Data entries:

··········

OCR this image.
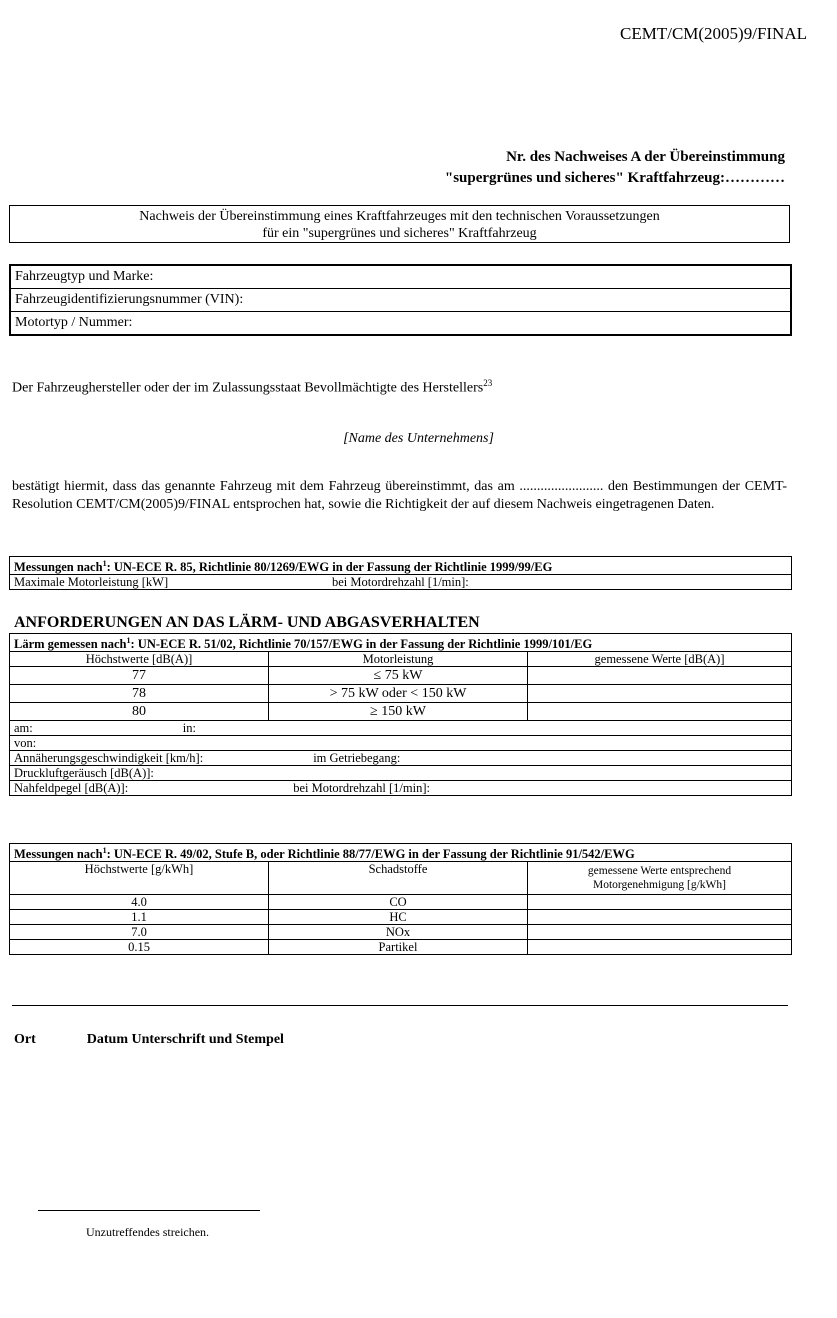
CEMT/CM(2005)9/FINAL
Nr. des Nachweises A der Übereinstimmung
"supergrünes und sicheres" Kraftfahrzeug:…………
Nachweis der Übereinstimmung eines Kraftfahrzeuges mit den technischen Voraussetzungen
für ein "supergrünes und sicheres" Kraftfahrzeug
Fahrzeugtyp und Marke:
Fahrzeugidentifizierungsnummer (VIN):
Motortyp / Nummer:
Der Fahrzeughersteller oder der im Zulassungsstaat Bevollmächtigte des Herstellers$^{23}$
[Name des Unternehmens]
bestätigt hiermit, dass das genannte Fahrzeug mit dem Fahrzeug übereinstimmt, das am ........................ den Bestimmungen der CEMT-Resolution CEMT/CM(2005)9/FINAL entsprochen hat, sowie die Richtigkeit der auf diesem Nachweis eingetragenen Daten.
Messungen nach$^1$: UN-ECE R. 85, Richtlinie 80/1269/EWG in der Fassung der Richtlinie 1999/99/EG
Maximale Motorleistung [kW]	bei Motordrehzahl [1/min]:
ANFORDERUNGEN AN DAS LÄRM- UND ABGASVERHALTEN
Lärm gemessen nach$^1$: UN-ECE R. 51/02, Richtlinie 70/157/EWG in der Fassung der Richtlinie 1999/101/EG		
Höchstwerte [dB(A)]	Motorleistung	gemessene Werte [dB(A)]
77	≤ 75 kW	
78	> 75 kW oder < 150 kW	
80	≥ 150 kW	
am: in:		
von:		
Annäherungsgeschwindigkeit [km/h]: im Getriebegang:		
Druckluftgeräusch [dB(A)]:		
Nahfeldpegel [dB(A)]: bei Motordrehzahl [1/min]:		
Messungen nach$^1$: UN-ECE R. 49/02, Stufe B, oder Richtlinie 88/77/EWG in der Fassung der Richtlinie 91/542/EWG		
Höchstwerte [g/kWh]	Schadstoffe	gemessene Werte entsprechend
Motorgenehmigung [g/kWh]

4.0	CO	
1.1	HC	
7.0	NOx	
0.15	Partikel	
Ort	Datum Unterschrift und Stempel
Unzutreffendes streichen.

··········

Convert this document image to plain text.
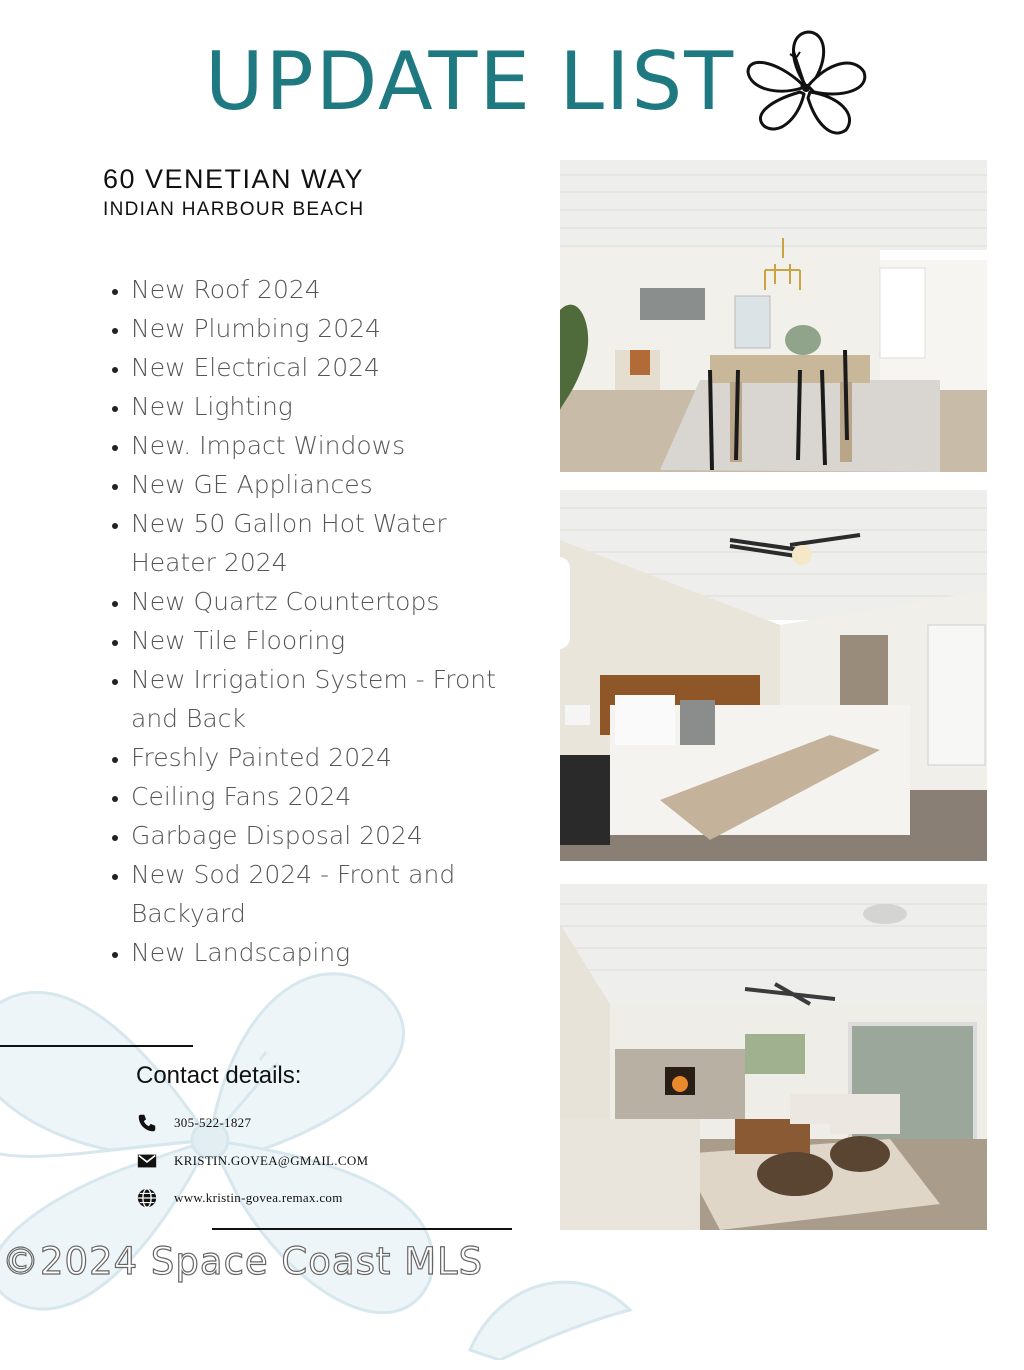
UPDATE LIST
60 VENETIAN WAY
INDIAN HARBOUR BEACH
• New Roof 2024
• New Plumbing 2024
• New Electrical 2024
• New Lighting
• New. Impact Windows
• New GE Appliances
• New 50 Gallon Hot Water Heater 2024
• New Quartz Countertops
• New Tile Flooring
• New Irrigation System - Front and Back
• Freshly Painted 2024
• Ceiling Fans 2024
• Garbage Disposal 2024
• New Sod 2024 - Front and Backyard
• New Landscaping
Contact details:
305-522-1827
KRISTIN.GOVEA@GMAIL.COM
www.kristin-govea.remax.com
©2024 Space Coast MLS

··········

**Exercise instructions:** Among the lines of the data, identify those with the word "Motordrehzahl". Copy each of them.

**Expected output:**
Maximale Motorleistung [kW]	bei Motordrehzahl [1/min]:
Nahfeldpegel [dB(A)]: bei Motordrehzahl [1/min]:		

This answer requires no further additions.